***** Records

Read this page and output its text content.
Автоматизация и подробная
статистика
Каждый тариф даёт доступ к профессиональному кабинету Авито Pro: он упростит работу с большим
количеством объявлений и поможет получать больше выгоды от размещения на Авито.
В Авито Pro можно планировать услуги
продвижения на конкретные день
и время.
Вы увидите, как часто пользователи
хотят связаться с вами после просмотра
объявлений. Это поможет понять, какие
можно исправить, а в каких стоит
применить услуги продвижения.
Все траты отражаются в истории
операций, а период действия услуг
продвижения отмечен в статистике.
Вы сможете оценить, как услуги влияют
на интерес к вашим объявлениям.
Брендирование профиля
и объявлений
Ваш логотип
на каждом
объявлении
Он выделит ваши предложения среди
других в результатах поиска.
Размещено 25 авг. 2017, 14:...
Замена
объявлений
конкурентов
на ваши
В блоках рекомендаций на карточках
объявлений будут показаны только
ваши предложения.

**********

Task to carry out: Go through the listing above and return every line where the word "Авито" occurs.

Task solution:
Каждый тариф даёт доступ к профессиональному кабинету Авито Pro: он упростит работу с большим
количеством объявлений и поможет получать больше выгоды от размещения на Авито.
В Авито Pro можно планировать услуги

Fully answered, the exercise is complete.